SET TASK -
Find the string "long" in the entries and copy each line that has it.

** BEGIN **

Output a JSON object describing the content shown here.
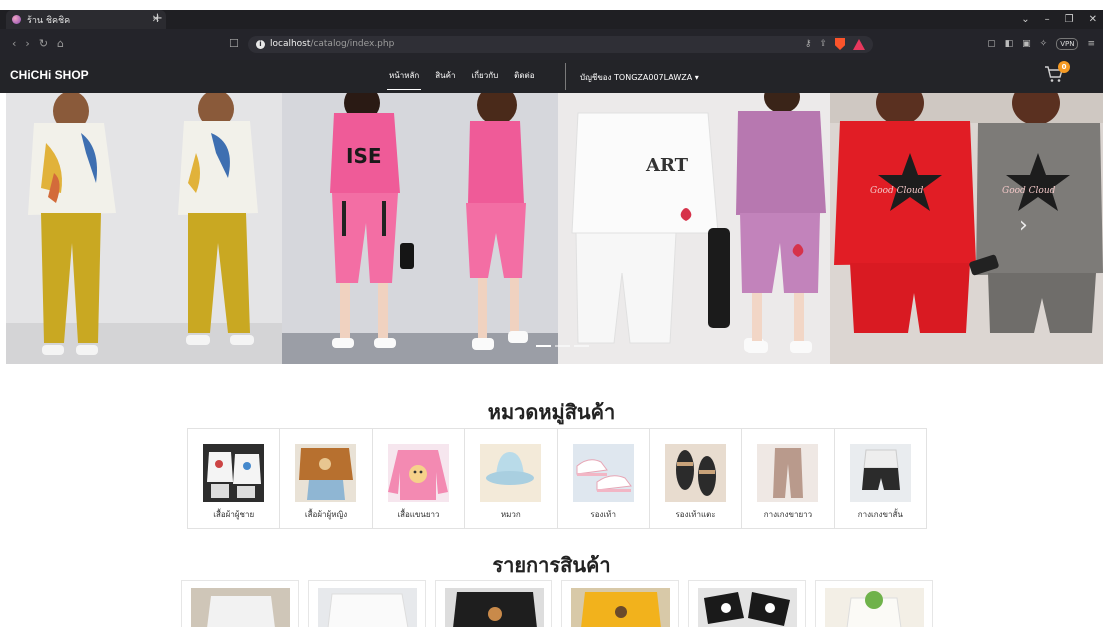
{
  "browser": {
    "tab_title": "ร้าน ชิคชิค",
    "url_host": "localhost",
    "url_path": "/catalog/index.php",
    "vpn_label": "VPN"
  },
  "site": {
    "brand": "CHiCHi SHOP",
    "nav": [
      {
        "label": "หน้าหลัก",
        "active": true
      },
      {
        "label": "สินค้า",
        "active": false
      },
      {
        "label": "เกี่ยวกับ",
        "active": false
      },
      {
        "label": "ติดต่อ",
        "active": false
      }
    ],
    "account_label": "บัญชีของ TONGZA007LAWZA",
    "cart_count": "0"
  },
  "hero": {
    "slides_total": 3,
    "active_slide": 1,
    "caption_words": [
      "ISE",
      "ART",
      "Good Cloud",
      "Good Cloud"
    ]
  },
  "categories": {
    "title": "หมวดหมู่สินค้า",
    "items": [
      {
        "label": "เสื้อผ้าผู้ชาย",
        "icon": "men-clothes-photo"
      },
      {
        "label": "เสื้อผ้าผู้หญิง",
        "icon": "women-clothes-photo"
      },
      {
        "label": "เสื้อแขนยาว",
        "icon": "long-sleeve-photo"
      },
      {
        "label": "หมวก",
        "icon": "hat-photo"
      },
      {
        "label": "รองเท้า",
        "icon": "shoes-photo"
      },
      {
        "label": "รองเท้าแตะ",
        "icon": "sandals-photo"
      },
      {
        "label": "กางเกงขายาว",
        "icon": "long-pants-photo"
      },
      {
        "label": "กางเกงขาสั้น",
        "icon": "shorts-photo"
      }
    ]
  },
  "products": {
    "title": "รายการสินค้า",
    "count": 6
  }
}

** END **

THE OUTPUT -
        "icon": "long-sleeve-photo"
        "icon": "long-pants-photo"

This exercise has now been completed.